** START **

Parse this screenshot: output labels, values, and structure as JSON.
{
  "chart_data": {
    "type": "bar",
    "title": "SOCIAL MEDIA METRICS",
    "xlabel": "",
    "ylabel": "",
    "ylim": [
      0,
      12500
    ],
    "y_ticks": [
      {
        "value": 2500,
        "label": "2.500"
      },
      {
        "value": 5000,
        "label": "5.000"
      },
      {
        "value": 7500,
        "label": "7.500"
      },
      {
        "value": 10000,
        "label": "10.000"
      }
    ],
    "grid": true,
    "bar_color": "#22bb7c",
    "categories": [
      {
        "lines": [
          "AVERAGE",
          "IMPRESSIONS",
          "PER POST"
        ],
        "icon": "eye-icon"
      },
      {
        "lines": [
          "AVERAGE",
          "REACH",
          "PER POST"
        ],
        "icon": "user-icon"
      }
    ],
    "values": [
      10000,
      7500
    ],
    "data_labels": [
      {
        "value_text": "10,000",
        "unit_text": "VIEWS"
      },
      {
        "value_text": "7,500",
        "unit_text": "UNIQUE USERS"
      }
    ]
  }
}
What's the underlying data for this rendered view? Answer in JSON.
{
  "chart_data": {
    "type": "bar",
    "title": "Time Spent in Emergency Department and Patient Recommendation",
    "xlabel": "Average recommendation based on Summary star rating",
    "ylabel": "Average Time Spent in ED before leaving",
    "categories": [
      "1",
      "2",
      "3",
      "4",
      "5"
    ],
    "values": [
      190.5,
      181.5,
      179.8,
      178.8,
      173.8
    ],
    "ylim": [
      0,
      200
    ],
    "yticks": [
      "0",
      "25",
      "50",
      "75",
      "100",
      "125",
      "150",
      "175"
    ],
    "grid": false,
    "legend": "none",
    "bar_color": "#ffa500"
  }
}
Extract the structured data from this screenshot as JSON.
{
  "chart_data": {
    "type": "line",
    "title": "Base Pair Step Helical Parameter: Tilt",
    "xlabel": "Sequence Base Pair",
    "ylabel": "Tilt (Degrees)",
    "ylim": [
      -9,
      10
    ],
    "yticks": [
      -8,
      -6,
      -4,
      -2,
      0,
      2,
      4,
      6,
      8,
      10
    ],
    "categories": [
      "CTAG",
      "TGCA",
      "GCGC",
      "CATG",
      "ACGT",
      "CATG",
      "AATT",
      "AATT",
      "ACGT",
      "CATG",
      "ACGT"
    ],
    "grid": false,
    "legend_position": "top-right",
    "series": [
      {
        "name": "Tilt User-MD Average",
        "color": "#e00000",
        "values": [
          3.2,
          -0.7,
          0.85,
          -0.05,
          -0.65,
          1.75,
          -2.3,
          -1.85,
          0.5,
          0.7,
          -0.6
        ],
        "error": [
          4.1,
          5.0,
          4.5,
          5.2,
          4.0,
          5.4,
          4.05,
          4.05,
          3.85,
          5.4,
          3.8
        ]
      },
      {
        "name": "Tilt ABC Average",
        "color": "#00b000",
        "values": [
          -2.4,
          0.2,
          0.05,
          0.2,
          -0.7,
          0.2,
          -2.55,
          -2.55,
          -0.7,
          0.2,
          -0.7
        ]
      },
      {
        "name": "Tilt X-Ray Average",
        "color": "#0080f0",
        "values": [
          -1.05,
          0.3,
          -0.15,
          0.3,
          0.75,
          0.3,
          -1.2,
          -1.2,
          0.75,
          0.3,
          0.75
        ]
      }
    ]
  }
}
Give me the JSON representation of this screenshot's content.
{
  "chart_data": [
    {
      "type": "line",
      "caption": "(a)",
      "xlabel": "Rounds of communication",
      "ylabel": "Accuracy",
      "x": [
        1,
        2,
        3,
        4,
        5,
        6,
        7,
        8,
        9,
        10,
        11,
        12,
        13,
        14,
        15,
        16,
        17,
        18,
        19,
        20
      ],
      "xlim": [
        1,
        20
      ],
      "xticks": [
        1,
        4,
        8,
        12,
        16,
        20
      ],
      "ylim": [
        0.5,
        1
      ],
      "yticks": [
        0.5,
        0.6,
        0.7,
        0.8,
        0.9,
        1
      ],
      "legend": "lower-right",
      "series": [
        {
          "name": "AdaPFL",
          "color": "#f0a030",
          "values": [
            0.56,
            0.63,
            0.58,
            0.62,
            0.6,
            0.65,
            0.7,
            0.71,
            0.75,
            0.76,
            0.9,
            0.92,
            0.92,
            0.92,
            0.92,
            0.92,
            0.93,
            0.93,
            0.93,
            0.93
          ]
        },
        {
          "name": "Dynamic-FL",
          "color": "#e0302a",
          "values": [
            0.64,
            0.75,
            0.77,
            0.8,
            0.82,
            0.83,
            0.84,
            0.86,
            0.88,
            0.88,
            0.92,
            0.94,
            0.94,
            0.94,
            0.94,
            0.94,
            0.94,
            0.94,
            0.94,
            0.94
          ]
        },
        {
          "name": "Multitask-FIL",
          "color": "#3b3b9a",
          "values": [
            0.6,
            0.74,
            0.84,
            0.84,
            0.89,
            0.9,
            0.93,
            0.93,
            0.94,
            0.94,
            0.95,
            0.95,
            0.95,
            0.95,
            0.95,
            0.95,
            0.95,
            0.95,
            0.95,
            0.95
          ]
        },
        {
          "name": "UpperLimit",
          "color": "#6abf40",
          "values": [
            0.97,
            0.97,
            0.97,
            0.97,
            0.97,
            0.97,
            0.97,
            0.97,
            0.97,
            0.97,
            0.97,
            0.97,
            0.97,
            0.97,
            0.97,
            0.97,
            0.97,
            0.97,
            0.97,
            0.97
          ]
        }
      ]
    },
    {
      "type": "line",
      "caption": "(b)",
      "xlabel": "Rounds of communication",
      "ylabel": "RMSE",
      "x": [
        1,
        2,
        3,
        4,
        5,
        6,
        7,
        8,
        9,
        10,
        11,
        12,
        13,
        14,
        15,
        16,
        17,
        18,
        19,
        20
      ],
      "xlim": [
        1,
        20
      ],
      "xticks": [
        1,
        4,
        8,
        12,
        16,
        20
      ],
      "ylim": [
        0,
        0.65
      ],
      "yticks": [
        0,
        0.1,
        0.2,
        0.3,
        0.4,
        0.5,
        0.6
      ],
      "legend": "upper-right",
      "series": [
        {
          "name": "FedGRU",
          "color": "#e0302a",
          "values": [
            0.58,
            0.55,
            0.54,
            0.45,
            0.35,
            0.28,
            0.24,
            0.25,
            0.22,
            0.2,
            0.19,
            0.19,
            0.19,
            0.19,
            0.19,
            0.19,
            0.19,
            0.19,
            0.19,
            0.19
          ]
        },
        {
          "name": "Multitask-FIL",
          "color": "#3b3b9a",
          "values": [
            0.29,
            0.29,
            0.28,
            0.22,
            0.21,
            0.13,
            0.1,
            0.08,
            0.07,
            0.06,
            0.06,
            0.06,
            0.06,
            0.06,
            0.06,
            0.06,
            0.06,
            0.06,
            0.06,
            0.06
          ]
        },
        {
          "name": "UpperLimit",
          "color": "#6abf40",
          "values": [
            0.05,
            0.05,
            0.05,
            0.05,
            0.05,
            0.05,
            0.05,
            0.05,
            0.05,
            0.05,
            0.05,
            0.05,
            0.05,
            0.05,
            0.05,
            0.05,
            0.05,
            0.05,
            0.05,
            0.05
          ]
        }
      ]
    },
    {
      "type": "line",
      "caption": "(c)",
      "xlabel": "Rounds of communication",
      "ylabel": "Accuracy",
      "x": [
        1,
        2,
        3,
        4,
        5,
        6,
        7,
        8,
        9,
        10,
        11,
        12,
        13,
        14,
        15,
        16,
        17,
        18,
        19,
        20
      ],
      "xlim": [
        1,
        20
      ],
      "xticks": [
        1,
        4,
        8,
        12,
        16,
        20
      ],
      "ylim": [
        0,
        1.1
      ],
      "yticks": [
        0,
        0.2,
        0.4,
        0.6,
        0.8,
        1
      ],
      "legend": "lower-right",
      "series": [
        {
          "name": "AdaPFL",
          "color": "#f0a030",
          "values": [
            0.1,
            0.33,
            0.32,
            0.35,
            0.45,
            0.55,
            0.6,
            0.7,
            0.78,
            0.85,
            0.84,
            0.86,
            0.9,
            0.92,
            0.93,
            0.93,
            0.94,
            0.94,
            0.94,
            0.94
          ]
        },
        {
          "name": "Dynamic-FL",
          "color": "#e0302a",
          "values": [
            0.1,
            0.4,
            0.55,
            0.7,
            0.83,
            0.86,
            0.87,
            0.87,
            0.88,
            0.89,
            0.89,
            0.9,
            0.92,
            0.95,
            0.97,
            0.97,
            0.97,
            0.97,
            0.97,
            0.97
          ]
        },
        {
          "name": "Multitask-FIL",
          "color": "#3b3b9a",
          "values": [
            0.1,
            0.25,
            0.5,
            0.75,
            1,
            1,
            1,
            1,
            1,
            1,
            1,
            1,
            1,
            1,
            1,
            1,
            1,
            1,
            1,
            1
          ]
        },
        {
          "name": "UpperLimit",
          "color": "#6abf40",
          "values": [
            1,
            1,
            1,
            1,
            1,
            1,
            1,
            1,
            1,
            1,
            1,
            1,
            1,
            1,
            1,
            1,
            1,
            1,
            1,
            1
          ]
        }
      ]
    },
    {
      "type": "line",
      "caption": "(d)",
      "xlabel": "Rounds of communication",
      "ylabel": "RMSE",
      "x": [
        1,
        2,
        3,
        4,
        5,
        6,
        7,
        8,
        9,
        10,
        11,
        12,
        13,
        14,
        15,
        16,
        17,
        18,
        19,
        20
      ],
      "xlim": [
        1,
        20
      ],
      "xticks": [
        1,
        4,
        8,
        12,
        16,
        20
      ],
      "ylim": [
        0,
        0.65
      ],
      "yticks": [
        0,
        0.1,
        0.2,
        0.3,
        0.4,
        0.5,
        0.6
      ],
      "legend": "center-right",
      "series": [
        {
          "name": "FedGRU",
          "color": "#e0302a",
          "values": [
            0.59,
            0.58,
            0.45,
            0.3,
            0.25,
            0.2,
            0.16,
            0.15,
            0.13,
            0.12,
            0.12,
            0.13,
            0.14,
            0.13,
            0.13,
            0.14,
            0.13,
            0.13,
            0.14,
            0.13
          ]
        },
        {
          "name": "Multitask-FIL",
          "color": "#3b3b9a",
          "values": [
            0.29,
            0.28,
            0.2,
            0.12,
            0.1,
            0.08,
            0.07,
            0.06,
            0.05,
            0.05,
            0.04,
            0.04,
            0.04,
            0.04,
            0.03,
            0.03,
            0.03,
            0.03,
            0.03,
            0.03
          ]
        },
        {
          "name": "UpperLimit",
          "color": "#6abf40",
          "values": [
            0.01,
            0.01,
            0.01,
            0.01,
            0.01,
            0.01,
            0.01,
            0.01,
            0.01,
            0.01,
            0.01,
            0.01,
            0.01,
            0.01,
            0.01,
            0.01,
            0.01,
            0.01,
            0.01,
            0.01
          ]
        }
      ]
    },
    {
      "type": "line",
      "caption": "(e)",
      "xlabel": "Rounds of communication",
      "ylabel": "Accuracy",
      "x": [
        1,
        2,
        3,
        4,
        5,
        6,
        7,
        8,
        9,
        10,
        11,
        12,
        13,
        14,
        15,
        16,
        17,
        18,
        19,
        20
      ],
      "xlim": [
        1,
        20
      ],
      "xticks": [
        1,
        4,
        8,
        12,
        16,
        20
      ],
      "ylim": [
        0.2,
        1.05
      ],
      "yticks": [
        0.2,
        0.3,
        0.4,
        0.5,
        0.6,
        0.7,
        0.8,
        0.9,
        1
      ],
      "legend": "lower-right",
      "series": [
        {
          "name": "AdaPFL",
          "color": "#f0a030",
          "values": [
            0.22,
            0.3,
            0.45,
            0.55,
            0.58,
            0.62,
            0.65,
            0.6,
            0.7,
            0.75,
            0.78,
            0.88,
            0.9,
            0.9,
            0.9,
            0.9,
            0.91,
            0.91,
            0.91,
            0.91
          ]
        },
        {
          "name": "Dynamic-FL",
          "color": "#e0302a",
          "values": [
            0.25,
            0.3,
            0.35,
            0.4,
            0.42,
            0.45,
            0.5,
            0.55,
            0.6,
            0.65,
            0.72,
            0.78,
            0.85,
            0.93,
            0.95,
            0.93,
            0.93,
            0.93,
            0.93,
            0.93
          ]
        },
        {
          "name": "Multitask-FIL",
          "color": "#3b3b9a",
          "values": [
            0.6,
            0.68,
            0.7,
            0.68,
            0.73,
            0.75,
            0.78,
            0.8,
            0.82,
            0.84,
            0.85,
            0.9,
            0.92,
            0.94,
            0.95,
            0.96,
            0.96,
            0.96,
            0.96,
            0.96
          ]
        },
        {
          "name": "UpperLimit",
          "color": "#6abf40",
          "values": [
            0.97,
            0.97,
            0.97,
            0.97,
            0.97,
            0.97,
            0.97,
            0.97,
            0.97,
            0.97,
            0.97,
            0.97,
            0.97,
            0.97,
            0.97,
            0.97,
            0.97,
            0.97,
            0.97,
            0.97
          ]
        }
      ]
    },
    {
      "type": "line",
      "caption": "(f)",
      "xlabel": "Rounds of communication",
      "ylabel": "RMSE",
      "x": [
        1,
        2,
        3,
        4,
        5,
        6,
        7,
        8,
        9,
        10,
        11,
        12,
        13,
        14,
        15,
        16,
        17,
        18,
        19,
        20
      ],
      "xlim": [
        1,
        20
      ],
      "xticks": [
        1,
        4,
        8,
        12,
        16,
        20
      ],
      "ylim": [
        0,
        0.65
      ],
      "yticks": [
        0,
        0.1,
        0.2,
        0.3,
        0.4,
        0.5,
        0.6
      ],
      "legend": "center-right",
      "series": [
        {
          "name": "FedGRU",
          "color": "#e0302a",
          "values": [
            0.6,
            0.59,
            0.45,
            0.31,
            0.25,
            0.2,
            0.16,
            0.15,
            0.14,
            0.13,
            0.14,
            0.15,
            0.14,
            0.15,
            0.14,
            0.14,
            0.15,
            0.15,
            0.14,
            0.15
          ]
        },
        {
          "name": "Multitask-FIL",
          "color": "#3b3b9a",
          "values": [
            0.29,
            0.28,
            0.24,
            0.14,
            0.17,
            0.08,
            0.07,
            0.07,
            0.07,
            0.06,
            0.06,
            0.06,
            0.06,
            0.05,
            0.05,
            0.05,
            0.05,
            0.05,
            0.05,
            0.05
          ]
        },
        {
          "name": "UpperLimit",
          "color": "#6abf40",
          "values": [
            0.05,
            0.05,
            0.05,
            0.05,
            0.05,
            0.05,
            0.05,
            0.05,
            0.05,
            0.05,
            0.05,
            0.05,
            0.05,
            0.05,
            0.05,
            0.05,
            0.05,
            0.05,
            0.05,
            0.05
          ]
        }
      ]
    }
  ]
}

** END **

List all lines holding the string "title".

    "title": "SOCIAL MEDIA METRICS",
    "title": "Time Spent in Emergency Department and Patient Recommendation",
    "title": "Base Pair Step Helical Parameter: Tilt",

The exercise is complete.